**Supplied records**
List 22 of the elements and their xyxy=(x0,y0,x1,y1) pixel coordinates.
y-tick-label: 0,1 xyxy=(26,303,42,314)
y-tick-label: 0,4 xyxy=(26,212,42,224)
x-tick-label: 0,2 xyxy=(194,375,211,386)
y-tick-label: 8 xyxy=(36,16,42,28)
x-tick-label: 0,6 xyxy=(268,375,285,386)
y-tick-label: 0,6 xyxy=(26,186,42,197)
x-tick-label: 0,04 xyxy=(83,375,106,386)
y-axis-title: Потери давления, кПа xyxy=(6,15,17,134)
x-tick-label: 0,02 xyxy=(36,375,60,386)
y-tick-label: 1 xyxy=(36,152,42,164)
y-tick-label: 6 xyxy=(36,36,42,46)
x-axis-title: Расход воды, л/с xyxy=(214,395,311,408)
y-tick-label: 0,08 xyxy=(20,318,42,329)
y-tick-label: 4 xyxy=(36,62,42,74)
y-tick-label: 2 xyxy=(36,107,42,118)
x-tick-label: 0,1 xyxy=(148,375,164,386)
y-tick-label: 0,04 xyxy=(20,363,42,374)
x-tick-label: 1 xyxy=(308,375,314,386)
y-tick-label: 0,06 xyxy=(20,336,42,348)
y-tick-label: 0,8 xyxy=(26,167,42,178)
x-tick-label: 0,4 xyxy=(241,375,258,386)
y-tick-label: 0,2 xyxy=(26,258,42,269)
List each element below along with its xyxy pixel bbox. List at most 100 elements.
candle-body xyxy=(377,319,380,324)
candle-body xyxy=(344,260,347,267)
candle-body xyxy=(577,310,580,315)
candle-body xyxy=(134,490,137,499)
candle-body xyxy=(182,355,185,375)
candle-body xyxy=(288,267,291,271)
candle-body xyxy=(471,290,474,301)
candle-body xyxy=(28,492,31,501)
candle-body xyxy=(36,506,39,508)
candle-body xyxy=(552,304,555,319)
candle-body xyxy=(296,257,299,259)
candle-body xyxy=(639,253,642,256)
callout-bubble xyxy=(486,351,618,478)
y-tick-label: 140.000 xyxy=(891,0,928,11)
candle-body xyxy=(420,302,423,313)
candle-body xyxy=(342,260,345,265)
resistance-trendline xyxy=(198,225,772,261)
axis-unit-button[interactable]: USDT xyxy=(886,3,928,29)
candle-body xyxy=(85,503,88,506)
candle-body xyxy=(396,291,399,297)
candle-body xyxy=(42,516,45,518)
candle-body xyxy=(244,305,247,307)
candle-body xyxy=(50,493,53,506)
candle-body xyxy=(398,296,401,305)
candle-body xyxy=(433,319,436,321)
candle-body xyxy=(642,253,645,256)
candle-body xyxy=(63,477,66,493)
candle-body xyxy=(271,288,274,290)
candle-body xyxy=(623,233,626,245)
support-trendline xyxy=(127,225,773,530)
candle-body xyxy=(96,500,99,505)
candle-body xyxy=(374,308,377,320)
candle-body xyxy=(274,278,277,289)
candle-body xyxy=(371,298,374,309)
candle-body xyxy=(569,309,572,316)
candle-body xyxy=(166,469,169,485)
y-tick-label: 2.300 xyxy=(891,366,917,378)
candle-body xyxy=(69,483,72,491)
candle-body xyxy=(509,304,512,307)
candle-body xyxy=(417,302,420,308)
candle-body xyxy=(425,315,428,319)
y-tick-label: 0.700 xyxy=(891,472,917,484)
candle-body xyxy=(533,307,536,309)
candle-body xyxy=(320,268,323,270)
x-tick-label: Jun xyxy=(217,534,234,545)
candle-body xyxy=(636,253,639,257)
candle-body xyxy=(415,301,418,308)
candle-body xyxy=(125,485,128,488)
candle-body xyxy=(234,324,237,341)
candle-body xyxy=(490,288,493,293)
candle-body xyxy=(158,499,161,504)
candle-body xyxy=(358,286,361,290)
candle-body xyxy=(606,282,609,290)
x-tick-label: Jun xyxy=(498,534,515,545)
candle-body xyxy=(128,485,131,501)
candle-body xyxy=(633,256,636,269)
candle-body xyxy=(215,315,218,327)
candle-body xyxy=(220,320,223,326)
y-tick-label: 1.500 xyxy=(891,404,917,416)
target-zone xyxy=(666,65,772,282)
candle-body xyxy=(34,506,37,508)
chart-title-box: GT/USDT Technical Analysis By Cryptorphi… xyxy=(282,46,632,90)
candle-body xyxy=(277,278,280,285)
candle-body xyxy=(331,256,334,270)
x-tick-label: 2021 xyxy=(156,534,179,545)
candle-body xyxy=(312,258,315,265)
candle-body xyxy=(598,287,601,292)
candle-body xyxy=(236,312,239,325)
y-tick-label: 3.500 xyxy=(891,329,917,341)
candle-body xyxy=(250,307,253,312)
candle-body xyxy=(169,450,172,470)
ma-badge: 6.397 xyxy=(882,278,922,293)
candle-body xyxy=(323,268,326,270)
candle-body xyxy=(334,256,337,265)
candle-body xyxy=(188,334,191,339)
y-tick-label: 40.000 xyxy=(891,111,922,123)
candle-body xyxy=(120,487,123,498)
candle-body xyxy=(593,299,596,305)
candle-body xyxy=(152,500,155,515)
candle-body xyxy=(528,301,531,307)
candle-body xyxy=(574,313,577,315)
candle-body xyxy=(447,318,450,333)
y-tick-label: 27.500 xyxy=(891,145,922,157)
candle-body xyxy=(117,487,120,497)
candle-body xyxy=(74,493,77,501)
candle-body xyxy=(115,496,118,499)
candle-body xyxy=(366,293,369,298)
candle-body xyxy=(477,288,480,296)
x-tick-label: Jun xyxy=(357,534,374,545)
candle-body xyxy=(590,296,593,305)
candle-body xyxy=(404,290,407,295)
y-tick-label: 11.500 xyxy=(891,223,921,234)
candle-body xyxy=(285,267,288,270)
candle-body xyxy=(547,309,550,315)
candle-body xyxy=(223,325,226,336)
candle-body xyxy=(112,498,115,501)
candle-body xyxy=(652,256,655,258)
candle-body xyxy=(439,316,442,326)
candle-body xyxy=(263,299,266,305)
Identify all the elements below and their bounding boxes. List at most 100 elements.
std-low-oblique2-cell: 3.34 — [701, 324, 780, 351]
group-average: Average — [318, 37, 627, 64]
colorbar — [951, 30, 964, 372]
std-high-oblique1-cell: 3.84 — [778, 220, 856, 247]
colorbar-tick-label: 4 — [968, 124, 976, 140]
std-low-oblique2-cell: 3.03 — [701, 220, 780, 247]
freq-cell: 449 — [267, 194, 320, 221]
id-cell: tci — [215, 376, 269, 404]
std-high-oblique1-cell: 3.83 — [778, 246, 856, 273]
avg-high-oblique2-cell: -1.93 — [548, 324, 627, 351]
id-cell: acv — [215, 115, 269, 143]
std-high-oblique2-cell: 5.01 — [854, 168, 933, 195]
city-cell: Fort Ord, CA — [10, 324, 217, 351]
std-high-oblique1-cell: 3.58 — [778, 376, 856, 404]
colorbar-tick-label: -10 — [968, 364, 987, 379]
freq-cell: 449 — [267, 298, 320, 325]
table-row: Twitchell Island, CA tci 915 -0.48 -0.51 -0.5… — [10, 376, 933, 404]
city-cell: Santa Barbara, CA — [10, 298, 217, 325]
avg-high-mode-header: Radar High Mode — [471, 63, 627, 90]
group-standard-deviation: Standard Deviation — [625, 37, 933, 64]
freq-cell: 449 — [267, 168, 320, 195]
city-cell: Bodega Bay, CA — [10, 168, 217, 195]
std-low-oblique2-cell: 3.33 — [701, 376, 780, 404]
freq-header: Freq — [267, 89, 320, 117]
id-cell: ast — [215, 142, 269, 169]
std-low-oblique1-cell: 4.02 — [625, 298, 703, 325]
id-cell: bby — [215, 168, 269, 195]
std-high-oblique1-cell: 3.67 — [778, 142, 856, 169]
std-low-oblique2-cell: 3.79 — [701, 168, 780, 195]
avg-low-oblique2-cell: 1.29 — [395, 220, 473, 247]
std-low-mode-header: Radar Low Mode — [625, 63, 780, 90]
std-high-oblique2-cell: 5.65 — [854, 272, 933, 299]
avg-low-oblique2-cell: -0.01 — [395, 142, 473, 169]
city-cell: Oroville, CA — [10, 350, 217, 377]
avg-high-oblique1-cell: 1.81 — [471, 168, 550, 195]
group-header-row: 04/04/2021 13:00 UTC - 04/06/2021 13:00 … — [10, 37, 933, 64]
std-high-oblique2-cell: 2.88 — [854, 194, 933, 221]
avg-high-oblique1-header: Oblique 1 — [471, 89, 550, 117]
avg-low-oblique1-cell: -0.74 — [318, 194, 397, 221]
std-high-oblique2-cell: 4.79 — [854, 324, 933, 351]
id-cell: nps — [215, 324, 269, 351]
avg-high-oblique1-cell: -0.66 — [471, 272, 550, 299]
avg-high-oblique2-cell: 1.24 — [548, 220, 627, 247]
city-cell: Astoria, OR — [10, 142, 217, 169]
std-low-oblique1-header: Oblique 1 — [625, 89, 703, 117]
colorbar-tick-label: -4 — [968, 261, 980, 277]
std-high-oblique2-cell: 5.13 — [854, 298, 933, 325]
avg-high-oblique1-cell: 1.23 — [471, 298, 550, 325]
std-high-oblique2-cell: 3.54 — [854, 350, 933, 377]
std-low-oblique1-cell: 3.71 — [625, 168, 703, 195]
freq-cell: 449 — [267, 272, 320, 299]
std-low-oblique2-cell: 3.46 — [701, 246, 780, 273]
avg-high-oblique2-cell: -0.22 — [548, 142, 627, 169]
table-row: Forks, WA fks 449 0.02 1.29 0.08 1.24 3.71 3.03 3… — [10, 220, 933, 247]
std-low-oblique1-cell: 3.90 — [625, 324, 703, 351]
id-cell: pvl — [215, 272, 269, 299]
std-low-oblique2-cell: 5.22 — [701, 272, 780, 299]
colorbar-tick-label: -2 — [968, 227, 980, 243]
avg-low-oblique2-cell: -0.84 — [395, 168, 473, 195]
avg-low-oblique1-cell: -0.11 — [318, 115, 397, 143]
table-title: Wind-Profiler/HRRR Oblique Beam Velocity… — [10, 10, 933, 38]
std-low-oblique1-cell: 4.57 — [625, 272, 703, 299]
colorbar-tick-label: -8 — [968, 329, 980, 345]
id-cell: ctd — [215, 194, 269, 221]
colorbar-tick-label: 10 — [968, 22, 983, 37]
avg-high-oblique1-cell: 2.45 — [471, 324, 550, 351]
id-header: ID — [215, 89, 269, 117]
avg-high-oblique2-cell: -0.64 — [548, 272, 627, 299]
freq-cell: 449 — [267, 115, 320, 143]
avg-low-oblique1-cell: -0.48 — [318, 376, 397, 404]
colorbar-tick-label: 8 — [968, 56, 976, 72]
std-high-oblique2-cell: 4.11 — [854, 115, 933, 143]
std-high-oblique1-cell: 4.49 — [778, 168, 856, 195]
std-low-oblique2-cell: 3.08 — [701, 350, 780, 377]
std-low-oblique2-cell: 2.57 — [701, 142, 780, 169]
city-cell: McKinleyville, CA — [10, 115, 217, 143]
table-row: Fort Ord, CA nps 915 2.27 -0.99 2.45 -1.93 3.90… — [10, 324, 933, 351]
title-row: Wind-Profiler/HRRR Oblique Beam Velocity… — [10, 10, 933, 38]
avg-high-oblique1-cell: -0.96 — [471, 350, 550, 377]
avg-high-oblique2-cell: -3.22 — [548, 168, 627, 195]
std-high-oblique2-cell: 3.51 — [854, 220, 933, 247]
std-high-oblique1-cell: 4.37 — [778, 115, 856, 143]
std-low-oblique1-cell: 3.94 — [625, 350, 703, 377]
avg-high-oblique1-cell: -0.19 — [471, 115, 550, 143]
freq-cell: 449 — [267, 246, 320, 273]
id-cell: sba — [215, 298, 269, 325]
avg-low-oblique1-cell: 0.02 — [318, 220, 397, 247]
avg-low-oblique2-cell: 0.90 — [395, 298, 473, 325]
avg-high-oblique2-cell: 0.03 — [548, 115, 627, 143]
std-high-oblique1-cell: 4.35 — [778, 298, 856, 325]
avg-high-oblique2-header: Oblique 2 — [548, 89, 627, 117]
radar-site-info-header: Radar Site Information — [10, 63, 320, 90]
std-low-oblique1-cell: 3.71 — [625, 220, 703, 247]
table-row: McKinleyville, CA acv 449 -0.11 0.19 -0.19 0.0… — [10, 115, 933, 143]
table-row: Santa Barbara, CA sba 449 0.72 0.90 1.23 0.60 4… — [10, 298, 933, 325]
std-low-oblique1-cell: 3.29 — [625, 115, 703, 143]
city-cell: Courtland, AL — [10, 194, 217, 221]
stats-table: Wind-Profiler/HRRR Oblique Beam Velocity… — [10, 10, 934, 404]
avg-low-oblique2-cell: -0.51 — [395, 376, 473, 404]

**What is being asked**
Extract every row above that contains the string "USDT", and copy each one in full.

**Task result**
axis-unit-button[interactable]: USDT xyxy=(886,3,928,29)
chart-title-box: GT/USDT Technical Analysis By Cryptorphi… xyxy=(282,46,632,90)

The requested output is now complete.